(WORK TO BE COMPLETED):
Leave out the pictures and transcribe the rest of the records exactly.
[START DATA PROVIDED]
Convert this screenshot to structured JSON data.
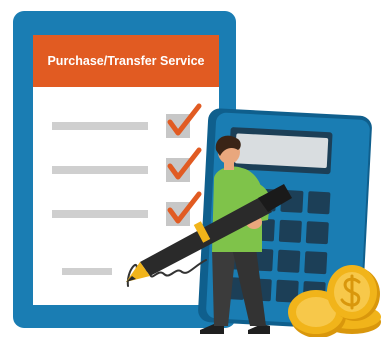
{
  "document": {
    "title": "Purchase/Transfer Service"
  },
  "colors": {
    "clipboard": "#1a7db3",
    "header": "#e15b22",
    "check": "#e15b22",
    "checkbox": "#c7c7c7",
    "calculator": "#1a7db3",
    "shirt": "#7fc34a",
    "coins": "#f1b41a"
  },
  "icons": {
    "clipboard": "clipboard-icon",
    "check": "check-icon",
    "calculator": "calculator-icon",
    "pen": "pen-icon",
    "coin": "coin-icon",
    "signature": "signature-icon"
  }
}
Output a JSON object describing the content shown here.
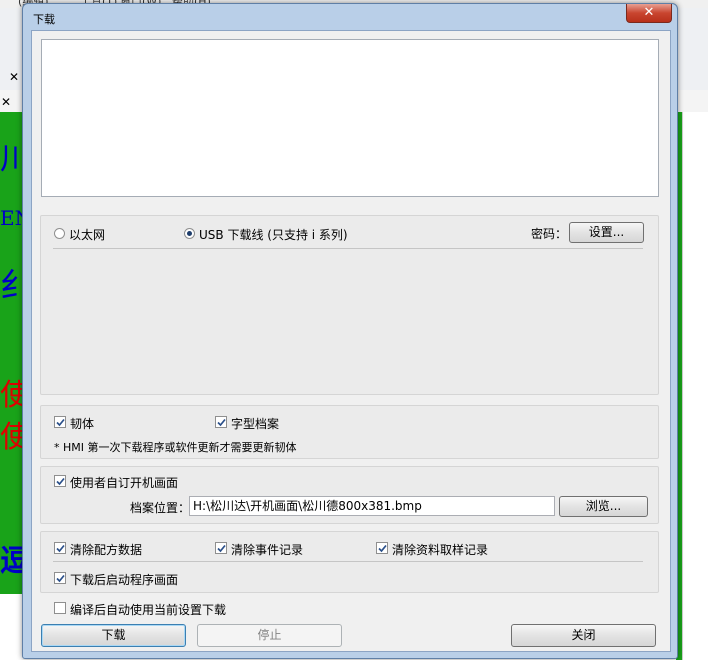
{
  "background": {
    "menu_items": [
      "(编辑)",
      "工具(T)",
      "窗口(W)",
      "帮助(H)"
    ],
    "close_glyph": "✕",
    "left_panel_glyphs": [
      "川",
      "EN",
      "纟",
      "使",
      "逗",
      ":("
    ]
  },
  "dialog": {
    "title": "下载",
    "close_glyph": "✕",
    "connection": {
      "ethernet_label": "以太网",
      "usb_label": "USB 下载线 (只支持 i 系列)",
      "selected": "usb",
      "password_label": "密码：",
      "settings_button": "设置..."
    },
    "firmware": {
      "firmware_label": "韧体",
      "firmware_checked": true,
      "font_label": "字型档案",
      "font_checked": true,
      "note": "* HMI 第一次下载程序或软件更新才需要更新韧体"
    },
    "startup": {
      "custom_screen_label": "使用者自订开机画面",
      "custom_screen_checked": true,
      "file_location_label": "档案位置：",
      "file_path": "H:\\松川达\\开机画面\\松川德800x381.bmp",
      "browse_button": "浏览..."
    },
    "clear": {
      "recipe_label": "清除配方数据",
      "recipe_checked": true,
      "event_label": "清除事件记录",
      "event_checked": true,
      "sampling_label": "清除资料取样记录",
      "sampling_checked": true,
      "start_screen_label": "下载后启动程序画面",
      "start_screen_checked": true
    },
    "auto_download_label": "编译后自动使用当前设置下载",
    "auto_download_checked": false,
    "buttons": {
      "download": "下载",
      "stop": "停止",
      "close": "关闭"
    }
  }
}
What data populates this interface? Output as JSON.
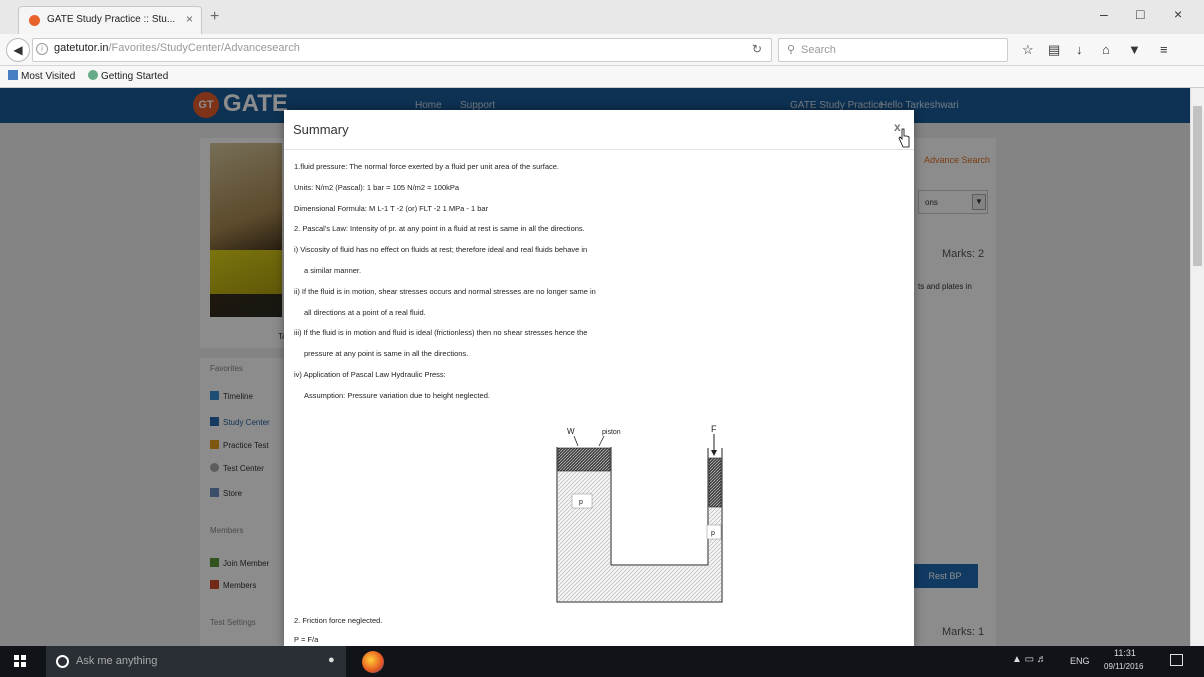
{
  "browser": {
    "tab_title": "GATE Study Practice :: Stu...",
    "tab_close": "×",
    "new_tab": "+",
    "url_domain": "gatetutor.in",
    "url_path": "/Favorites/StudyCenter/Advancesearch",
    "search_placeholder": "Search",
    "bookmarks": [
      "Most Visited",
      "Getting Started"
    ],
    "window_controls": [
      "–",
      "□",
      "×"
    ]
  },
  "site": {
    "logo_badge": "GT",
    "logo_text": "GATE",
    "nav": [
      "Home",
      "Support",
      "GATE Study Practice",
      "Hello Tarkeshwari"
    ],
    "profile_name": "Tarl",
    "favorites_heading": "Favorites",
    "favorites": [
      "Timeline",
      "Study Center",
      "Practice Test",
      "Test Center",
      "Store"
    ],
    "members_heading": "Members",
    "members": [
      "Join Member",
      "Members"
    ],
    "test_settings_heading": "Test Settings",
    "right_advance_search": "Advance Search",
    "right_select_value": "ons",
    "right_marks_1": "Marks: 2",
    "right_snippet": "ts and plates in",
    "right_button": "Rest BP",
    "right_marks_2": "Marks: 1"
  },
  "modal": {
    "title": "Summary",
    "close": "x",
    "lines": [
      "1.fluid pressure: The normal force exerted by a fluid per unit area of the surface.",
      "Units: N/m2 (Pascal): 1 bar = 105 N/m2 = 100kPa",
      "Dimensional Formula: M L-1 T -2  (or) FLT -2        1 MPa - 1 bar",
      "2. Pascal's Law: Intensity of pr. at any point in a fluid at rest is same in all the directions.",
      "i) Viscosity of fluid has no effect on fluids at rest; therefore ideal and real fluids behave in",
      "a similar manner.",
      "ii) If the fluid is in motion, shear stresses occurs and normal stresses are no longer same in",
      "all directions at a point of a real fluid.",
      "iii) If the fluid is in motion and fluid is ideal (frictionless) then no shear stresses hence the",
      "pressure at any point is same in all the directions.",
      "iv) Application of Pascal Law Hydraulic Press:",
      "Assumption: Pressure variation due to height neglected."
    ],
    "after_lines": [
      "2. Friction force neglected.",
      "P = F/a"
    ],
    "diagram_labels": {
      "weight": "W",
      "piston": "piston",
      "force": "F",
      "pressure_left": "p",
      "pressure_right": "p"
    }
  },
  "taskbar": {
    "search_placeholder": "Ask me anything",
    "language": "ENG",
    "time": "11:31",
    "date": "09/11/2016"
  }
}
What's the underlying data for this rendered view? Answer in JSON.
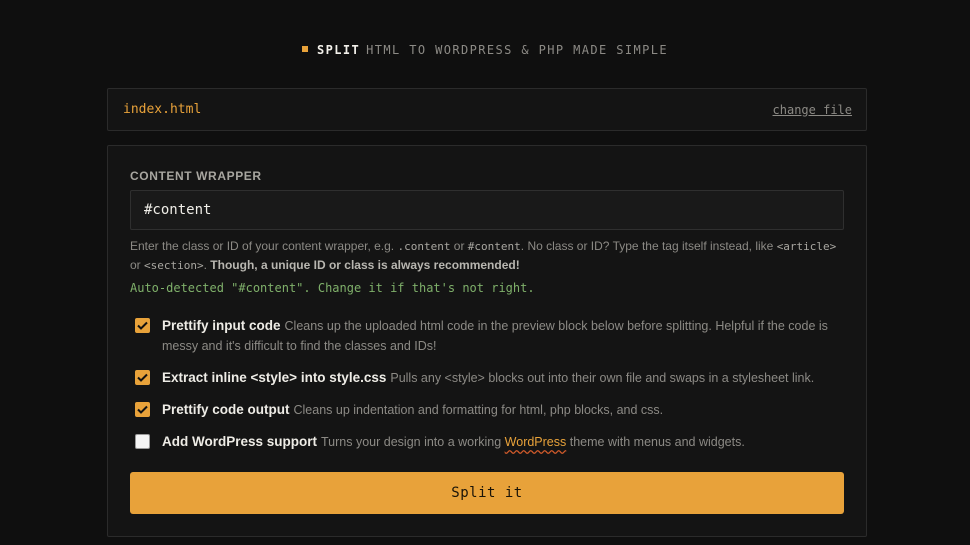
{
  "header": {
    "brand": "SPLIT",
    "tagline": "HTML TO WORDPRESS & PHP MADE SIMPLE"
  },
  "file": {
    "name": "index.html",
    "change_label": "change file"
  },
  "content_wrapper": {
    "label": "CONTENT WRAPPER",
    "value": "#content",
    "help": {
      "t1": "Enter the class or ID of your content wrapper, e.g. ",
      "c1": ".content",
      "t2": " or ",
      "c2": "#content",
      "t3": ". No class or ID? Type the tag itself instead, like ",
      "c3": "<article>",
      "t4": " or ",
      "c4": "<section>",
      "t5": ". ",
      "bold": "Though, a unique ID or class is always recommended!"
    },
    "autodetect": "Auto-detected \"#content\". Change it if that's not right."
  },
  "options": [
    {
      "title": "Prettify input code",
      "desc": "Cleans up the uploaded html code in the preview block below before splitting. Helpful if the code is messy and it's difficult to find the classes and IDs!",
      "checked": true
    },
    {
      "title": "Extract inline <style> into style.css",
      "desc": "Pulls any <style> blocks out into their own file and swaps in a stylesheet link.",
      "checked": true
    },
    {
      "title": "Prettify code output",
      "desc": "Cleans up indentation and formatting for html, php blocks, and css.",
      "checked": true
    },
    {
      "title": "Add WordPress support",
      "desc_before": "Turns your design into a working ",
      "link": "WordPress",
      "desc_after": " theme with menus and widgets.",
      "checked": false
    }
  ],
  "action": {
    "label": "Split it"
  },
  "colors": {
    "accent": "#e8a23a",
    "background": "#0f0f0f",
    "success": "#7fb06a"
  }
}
[END DATA PROVIDED]
(RESPONSE):
Convert this screenshot to structured JSON data.
{
  "document": {
    "title": "Purchase/Transfer Service"
  },
  "colors": {
    "clipboard": "#1a7db3",
    "header": "#e15b22",
    "check": "#e15b22",
    "checkbox": "#c7c7c7",
    "calculator": "#1a7db3",
    "shirt": "#7fc34a",
    "coins": "#f1b41a"
  },
  "icons": {
    "clipboard": "clipboard-icon",
    "check": "check-icon",
    "calculator": "calculator-icon",
    "pen": "pen-icon",
    "coin": "coin-icon",
    "signature": "signature-icon"
  }
}
Output a JSON object describing the content shown here.
{
  "background": {
    "menu_items": [
      "(编辑)",
      "工具(T)",
      "窗口(W)",
      "帮助(H)"
    ],
    "close_glyph": "✕",
    "left_panel_glyphs": [
      "川",
      "EN",
      "纟",
      "使",
      "逗",
      ":("
    ]
  },
  "dialog": {
    "title": "下载",
    "close_glyph": "✕",
    "connection": {
      "ethernet_label": "以太网",
      "usb_label": "USB 下载线 (只支持 i 系列)",
      "selected": "usb",
      "password_label": "密码：",
      "settings_button": "设置..."
    },
    "firmware": {
      "firmware_label": "韧体",
      "firmware_checked": true,
      "font_label": "字型档案",
      "font_checked": true,
      "note": "* HMI 第一次下载程序或软件更新才需要更新韧体"
    },
    "startup": {
      "custom_screen_label": "使用者自订开机画面",
      "custom_screen_checked": true,
      "file_location_label": "档案位置：",
      "file_path": "H:\\松川达\\开机画面\\松川德800x381.bmp",
      "browse_button": "浏览..."
    },
    "clear": {
      "recipe_label": "清除配方数据",
      "recipe_checked": true,
      "event_label": "清除事件记录",
      "event_checked": true,
      "sampling_label": "清除资料取样记录",
      "sampling_checked": true,
      "start_screen_label": "下载后启动程序画面",
      "start_screen_checked": true
    },
    "auto_download_label": "编译后自动使用当前设置下载",
    "auto_download_checked": false,
    "buttons": {
      "download": "下载",
      "stop": "停止",
      "close": "关闭"
    }
  }
}
What data populates this interface? Output as JSON.
{
  "browser": {
    "tab_title": "GATE Study Practice :: Stu...",
    "tab_close": "×",
    "new_tab": "+",
    "url_domain": "gatetutor.in",
    "url_path": "/Favorites/StudyCenter/Advancesearch",
    "search_placeholder": "Search",
    "bookmarks": [
      "Most Visited",
      "Getting Started"
    ],
    "window_controls": [
      "–",
      "□",
      "×"
    ]
  },
  "site": {
    "logo_badge": "GT",
    "logo_text": "GATE",
    "nav": [
      "Home",
      "Support",
      "GATE Study Practice",
      "Hello Tarkeshwari"
    ],
    "profile_name": "Tarl",
    "favorites_heading": "Favorites",
    "favorites": [
      "Timeline",
      "Study Center",
      "Practice Test",
      "Test Center",
      "Store"
    ],
    "members_heading": "Members",
    "members": [
      "Join Member",
      "Members"
    ],
    "test_settings_heading": "Test Settings",
    "right_advance_search": "Advance Search",
    "right_select_value": "ons",
    "right_marks_1": "Marks: 2",
    "right_snippet": "ts and plates in",
    "right_button": "Rest BP",
    "right_marks_2": "Marks: 1"
  },
  "modal": {
    "title": "Summary",
    "close": "x",
    "lines": [
      "1.fluid pressure: The normal force exerted by a fluid per unit area of the surface.",
      "Units: N/m2 (Pascal): 1 bar = 105 N/m2 = 100kPa",
      "Dimensional Formula: M L-1 T -2  (or) FLT -2        1 MPa - 1 bar",
      "2. Pascal's Law: Intensity of pr. at any point in a fluid at rest is same in all the directions.",
      "i) Viscosity of fluid has no effect on fluids at rest; therefore ideal and real fluids behave in",
      "a similar manner.",
      "ii) If the fluid is in motion, shear stresses occurs and normal stresses are no longer same in",
      "all directions at a point of a real fluid.",
      "iii) If the fluid is in motion and fluid is ideal (frictionless) then no shear stresses hence the",
      "pressure at any point is same in all the directions.",
      "iv) Application of Pascal Law Hydraulic Press:",
      "Assumption: Pressure variation due to height neglected."
    ],
    "after_lines": [
      "2. Friction force neglected.",
      "P = F/a"
    ],
    "diagram_labels": {
      "weight": "W",
      "piston": "piston",
      "force": "F",
      "pressure_left": "p",
      "pressure_right": "p"
    }
  },
  "taskbar": {
    "search_placeholder": "Ask me anything",
    "language": "ENG",
    "time": "11:31",
    "date": "09/11/2016"
  }
}
What's the underlying data for this rendered view? Answer in JSON.
{
  "header": {
    "brand": "SPLIT",
    "tagline": "HTML TO WORDPRESS & PHP MADE SIMPLE"
  },
  "file": {
    "name": "index.html",
    "change_label": "change file"
  },
  "content_wrapper": {
    "label": "CONTENT WRAPPER",
    "value": "#content",
    "help": {
      "t1": "Enter the class or ID of your content wrapper, e.g. ",
      "c1": ".content",
      "t2": " or ",
      "c2": "#content",
      "t3": ". No class or ID? Type the tag itself instead, like ",
      "c3": "<article>",
      "t4": " or ",
      "c4": "<section>",
      "t5": ". ",
      "bold": "Though, a unique ID or class is always recommended!"
    },
    "autodetect": "Auto-detected \"#content\". Change it if that's not right."
  },
  "options": [
    {
      "title": "Prettify input code",
      "desc": "Cleans up the uploaded html code in the preview block below before splitting. Helpful if the code is messy and it's difficult to find the classes and IDs!",
      "checked": true
    },
    {
      "title": "Extract inline <style> into style.css",
      "desc": "Pulls any <style> blocks out into their own file and swaps in a stylesheet link.",
      "checked": true
    },
    {
      "title": "Prettify code output",
      "desc": "Cleans up indentation and formatting for html, php blocks, and css.",
      "checked": true
    },
    {
      "title": "Add WordPress support",
      "desc_before": "Turns your design into a working ",
      "link": "WordPress",
      "desc_after": " theme with menus and widgets.",
      "checked": false
    }
  ],
  "action": {
    "label": "Split it"
  },
  "colors": {
    "accent": "#e8a23a",
    "background": "#0f0f0f",
    "success": "#7fb06a"
  }
}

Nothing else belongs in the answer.